#### The data

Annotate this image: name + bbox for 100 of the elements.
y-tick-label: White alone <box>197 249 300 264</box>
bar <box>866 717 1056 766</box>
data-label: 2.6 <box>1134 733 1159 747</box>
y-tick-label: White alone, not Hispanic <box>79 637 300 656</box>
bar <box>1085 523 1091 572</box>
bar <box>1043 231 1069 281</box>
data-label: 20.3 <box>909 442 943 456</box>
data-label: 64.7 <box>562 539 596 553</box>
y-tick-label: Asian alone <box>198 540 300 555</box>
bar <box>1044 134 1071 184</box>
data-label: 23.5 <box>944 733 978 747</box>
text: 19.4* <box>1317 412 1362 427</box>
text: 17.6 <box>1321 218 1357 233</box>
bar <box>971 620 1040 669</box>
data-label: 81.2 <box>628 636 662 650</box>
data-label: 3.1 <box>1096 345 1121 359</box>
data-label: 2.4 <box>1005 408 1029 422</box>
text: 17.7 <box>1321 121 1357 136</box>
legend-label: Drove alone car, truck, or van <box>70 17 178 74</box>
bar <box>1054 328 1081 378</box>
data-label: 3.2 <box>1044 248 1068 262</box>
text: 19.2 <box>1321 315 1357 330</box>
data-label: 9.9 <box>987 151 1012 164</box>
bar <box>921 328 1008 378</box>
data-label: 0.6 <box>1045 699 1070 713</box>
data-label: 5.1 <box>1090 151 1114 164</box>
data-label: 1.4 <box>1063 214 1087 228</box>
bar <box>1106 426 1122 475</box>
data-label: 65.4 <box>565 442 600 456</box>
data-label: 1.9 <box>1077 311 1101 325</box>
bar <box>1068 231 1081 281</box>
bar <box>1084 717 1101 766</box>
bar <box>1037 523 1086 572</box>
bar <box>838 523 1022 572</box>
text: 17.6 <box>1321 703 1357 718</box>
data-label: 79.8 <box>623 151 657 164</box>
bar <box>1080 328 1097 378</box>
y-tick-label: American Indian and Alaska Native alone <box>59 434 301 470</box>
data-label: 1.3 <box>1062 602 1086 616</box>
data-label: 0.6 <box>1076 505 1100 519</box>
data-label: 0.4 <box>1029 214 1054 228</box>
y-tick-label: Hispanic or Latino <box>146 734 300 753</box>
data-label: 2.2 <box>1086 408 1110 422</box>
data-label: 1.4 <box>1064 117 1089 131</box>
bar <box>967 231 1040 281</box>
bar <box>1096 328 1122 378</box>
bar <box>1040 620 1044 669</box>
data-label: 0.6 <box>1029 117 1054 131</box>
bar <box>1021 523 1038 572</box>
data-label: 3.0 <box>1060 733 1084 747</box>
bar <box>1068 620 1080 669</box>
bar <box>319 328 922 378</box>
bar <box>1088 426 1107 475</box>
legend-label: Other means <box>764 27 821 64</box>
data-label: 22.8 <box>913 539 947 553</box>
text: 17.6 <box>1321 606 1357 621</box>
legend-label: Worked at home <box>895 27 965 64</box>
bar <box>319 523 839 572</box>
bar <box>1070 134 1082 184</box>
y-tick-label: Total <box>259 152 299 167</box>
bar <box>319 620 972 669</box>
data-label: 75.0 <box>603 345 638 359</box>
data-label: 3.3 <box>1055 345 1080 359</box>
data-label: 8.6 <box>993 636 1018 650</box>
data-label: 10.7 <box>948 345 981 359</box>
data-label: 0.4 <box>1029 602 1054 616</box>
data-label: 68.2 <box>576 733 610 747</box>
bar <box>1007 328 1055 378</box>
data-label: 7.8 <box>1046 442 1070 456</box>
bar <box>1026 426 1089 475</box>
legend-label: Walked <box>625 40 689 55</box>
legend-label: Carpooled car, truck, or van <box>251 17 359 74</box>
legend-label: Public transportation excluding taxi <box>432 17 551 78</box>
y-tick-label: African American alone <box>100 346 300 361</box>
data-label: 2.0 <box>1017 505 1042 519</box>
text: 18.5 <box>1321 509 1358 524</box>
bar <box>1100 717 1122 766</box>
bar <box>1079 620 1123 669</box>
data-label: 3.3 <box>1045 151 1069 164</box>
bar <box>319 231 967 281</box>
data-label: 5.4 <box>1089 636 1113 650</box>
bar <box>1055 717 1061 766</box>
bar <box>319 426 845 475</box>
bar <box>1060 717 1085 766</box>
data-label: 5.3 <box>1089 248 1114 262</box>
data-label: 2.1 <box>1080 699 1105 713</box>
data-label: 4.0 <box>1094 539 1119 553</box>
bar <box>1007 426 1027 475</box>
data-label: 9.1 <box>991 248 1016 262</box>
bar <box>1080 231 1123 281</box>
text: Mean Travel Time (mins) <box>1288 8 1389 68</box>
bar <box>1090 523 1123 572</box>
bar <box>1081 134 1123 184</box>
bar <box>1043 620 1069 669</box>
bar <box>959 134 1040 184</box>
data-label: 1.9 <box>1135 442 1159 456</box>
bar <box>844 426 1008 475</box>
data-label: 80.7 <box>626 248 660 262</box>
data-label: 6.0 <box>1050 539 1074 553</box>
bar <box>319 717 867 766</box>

########

Copy the material word for word, starting with the first line and continuing through the line containing "bar <box>1106 426 1122 475</box>".

## Output
Annotate this image: name + bbox for 100 of the elements.
y-tick-label: White alone <box>197 249 300 264</box>
bar <box>866 717 1056 766</box>
data-label: 2.6 <box>1134 733 1159 747</box>
y-tick-label: White alone, not Hispanic <box>79 637 300 656</box>
bar <box>1085 523 1091 572</box>
bar <box>1043 231 1069 281</box>
data-label: 20.3 <box>909 442 943 456</box>
data-label: 64.7 <box>562 539 596 553</box>
y-tick-label: Asian alone <box>198 540 300 555</box>
bar <box>1044 134 1071 184</box>
data-label: 23.5 <box>944 733 978 747</box>
text: 19.4* <box>1317 412 1362 427</box>
text: 17.6 <box>1321 218 1357 233</box>
bar <box>971 620 1040 669</box>
data-label: 81.2 <box>628 636 662 650</box>
data-label: 3.1 <box>1096 345 1121 359</box>
data-label: 2.4 <box>1005 408 1029 422</box>
text: 17.7 <box>1321 121 1357 136</box>
legend-label: Drove alone car, truck, or van <box>70 17 178 74</box>
bar <box>1054 328 1081 378</box>
data-label: 3.2 <box>1044 248 1068 262</box>
text: 19.2 <box>1321 315 1357 330</box>
data-label: 9.9 <box>987 151 1012 164</box>
bar <box>921 328 1008 378</box>
data-label: 0.6 <box>1045 699 1070 713</box>
data-label: 5.1 <box>1090 151 1114 164</box>
data-label: 1.4 <box>1063 214 1087 228</box>
bar <box>1106 426 1122 475</box>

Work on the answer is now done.